___ DATA FOR REVIEW ___
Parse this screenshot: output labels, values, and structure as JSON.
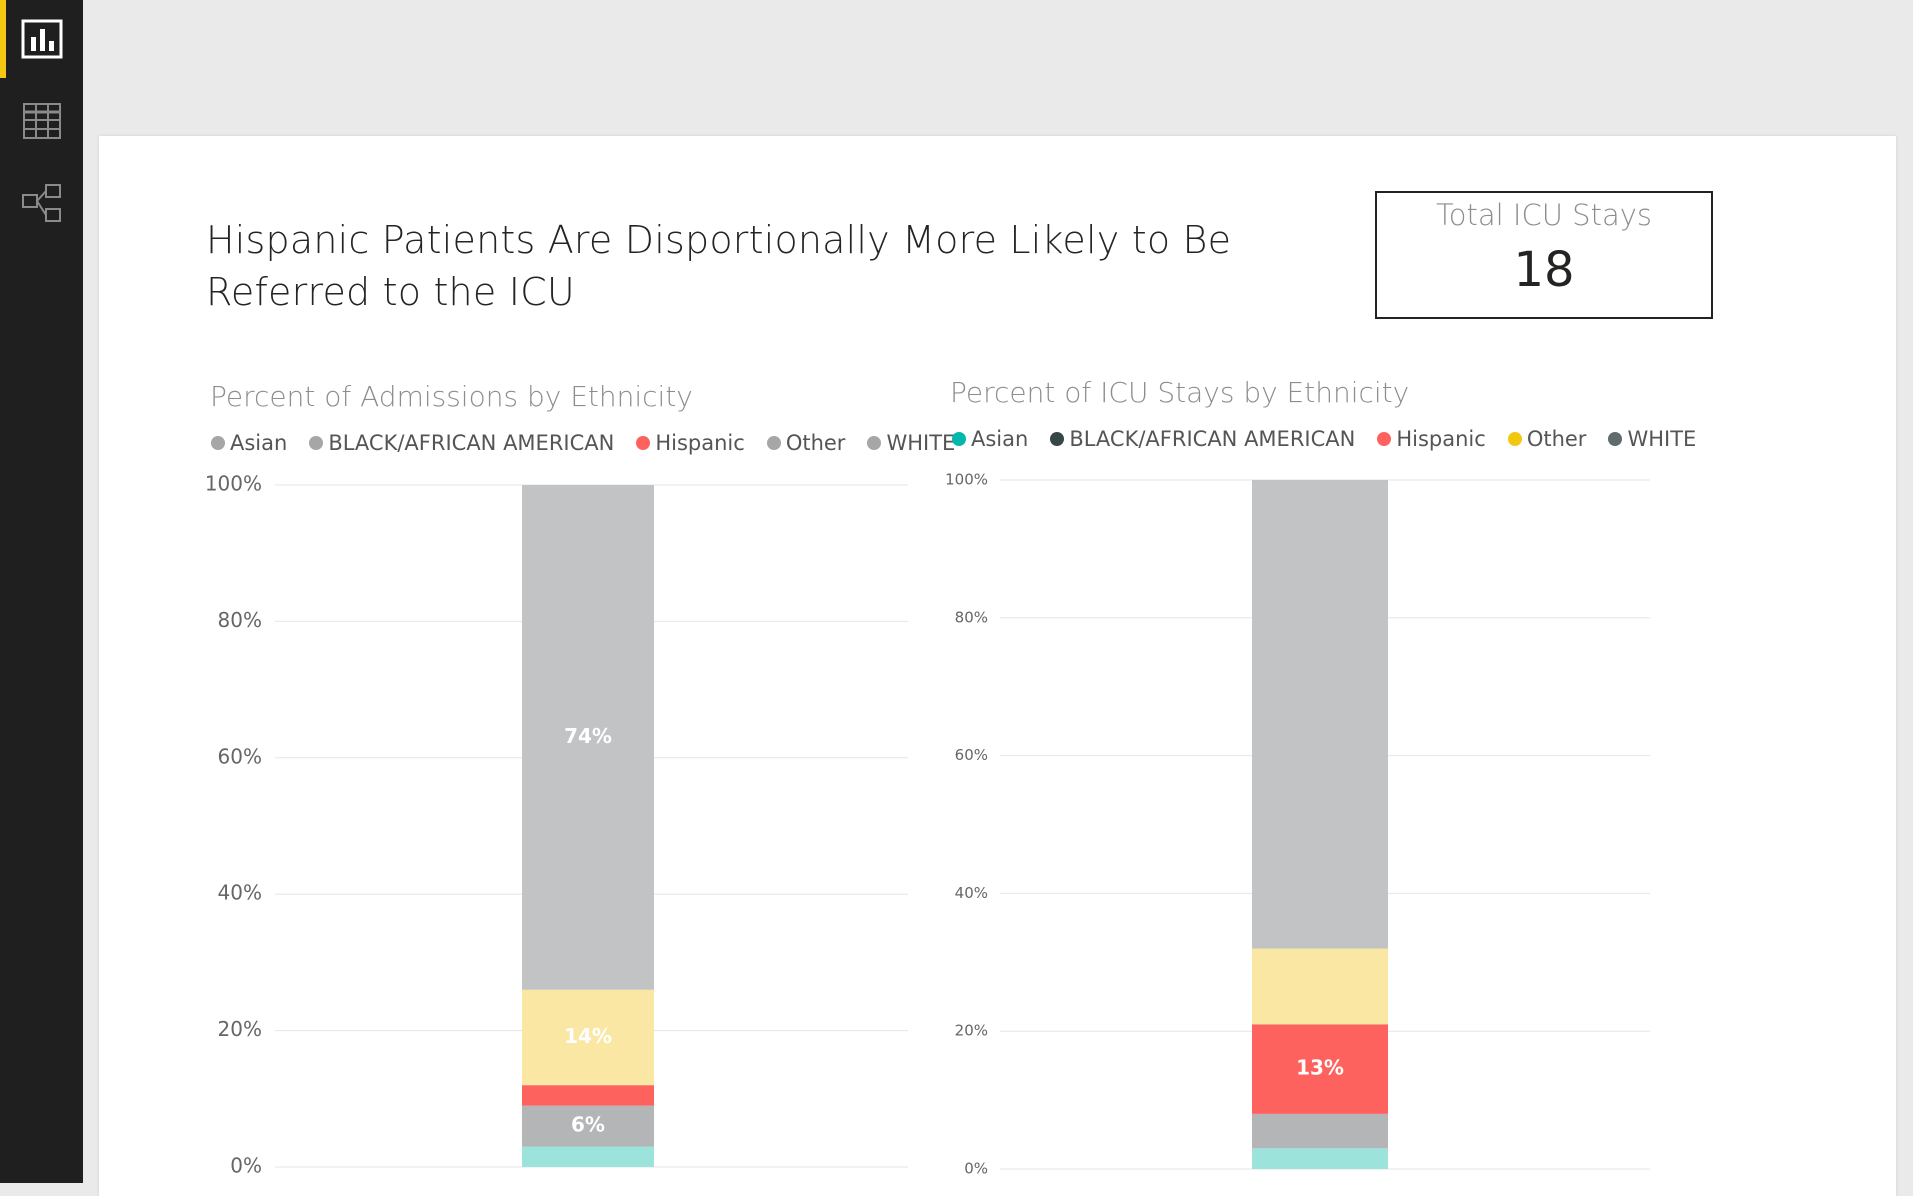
{
  "nav": {
    "items": [
      {
        "name": "report-view",
        "icon": "bar-chart-icon",
        "active": true
      },
      {
        "name": "data-view",
        "icon": "table-grid-icon",
        "active": false
      },
      {
        "name": "model-view",
        "icon": "relationships-icon",
        "active": false
      }
    ],
    "accent_color": "#f2c811"
  },
  "report": {
    "title": "Hispanic Patients Are Disportionally More Likely to Be Referred to the ICU"
  },
  "kpi": {
    "label": "Total ICU Stays",
    "value": "18"
  },
  "charts": {
    "admissions": {
      "title": "Percent of Admissions by Ethnicity",
      "legend": [
        {
          "label": "Asian",
          "color": "#a6a6a6"
        },
        {
          "label": "BLACK/AFRICAN AMERICAN",
          "color": "#a6a6a6"
        },
        {
          "label": "Hispanic",
          "color": "#fd625e"
        },
        {
          "label": "Other",
          "color": "#a6a6a6"
        },
        {
          "label": "WHITE",
          "color": "#a6a6a6"
        }
      ]
    },
    "icu": {
      "title": "Percent of ICU Stays by Ethnicity",
      "legend": [
        {
          "label": "Asian",
          "color": "#01b8aa"
        },
        {
          "label": "BLACK/AFRICAN AMERICAN",
          "color": "#374649"
        },
        {
          "label": "Hispanic",
          "color": "#fd625e"
        },
        {
          "label": "Other",
          "color": "#f2c80f"
        },
        {
          "label": "WHITE",
          "color": "#5f6b6d"
        }
      ]
    }
  },
  "chart_data": [
    {
      "type": "bar",
      "stacked": true,
      "title": "Percent of Admissions by Ethnicity",
      "ylim": [
        0,
        100
      ],
      "y_ticks": [
        "0%",
        "20%",
        "40%",
        "60%",
        "80%",
        "100%"
      ],
      "series": [
        {
          "name": "Asian",
          "value": 3,
          "color": "#9ce3dc",
          "label": ""
        },
        {
          "name": "BLACK/AFRICAN AMERICAN",
          "value": 6,
          "color": "#b3b5b6",
          "label": "6%"
        },
        {
          "name": "Hispanic",
          "value": 3,
          "color": "#fd625e",
          "label": ""
        },
        {
          "name": "Other",
          "value": 14,
          "color": "#f9e7a3",
          "label": "14%"
        },
        {
          "name": "WHITE",
          "value": 74,
          "color": "#c1c3c4",
          "label": "74%"
        }
      ]
    },
    {
      "type": "bar",
      "stacked": true,
      "title": "Percent of ICU Stays by Ethnicity",
      "ylim": [
        0,
        100
      ],
      "y_ticks": [
        "0%",
        "20%",
        "40%",
        "60%",
        "80%",
        "100%"
      ],
      "series": [
        {
          "name": "Asian",
          "value": 3,
          "color": "#9ce3dc",
          "label": ""
        },
        {
          "name": "BLACK/AFRICAN AMERICAN",
          "value": 5,
          "color": "#b3b5b6",
          "label": ""
        },
        {
          "name": "Hispanic",
          "value": 13,
          "color": "#fd625e",
          "label": "13%"
        },
        {
          "name": "Other",
          "value": 11,
          "color": "#f9e7a3",
          "label": ""
        },
        {
          "name": "WHITE",
          "value": 68,
          "color": "#c1c3c4",
          "label": ""
        }
      ]
    }
  ]
}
___
With images omitted, retype the data word for word.

Parse this screenshot: output labels, values, and structure as JSON.
{
  "nav": {
    "items": [
      {
        "name": "report-view",
        "icon": "bar-chart-icon",
        "active": true
      },
      {
        "name": "data-view",
        "icon": "table-grid-icon",
        "active": false
      },
      {
        "name": "model-view",
        "icon": "relationships-icon",
        "active": false
      }
    ],
    "accent_color": "#f2c811"
  },
  "report": {
    "title": "Hispanic Patients Are Disportionally More Likely to Be Referred to the ICU"
  },
  "kpi": {
    "label": "Total ICU Stays",
    "value": "18"
  },
  "charts": {
    "admissions": {
      "title": "Percent of Admissions by Ethnicity",
      "legend": [
        {
          "label": "Asian",
          "color": "#a6a6a6"
        },
        {
          "label": "BLACK/AFRICAN AMERICAN",
          "color": "#a6a6a6"
        },
        {
          "label": "Hispanic",
          "color": "#fd625e"
        },
        {
          "label": "Other",
          "color": "#a6a6a6"
        },
        {
          "label": "WHITE",
          "color": "#a6a6a6"
        }
      ]
    },
    "icu": {
      "title": "Percent of ICU Stays by Ethnicity",
      "legend": [
        {
          "label": "Asian",
          "color": "#01b8aa"
        },
        {
          "label": "BLACK/AFRICAN AMERICAN",
          "color": "#374649"
        },
        {
          "label": "Hispanic",
          "color": "#fd625e"
        },
        {
          "label": "Other",
          "color": "#f2c80f"
        },
        {
          "label": "WHITE",
          "color": "#5f6b6d"
        }
      ]
    }
  },
  "chart_data": [
    {
      "type": "bar",
      "stacked": true,
      "title": "Percent of Admissions by Ethnicity",
      "ylim": [
        0,
        100
      ],
      "y_ticks": [
        "0%",
        "20%",
        "40%",
        "60%",
        "80%",
        "100%"
      ],
      "series": [
        {
          "name": "Asian",
          "value": 3,
          "color": "#9ce3dc",
          "label": ""
        },
        {
          "name": "BLACK/AFRICAN AMERICAN",
          "value": 6,
          "color": "#b3b5b6",
          "label": "6%"
        },
        {
          "name": "Hispanic",
          "value": 3,
          "color": "#fd625e",
          "label": ""
        },
        {
          "name": "Other",
          "value": 14,
          "color": "#f9e7a3",
          "label": "14%"
        },
        {
          "name": "WHITE",
          "value": 74,
          "color": "#c1c3c4",
          "label": "74%"
        }
      ]
    },
    {
      "type": "bar",
      "stacked": true,
      "title": "Percent of ICU Stays by Ethnicity",
      "ylim": [
        0,
        100
      ],
      "y_ticks": [
        "0%",
        "20%",
        "40%",
        "60%",
        "80%",
        "100%"
      ],
      "series": [
        {
          "name": "Asian",
          "value": 3,
          "color": "#9ce3dc",
          "label": ""
        },
        {
          "name": "BLACK/AFRICAN AMERICAN",
          "value": 5,
          "color": "#b3b5b6",
          "label": ""
        },
        {
          "name": "Hispanic",
          "value": 13,
          "color": "#fd625e",
          "label": "13%"
        },
        {
          "name": "Other",
          "value": 11,
          "color": "#f9e7a3",
          "label": ""
        },
        {
          "name": "WHITE",
          "value": 68,
          "color": "#c1c3c4",
          "label": ""
        }
      ]
    }
  ]
}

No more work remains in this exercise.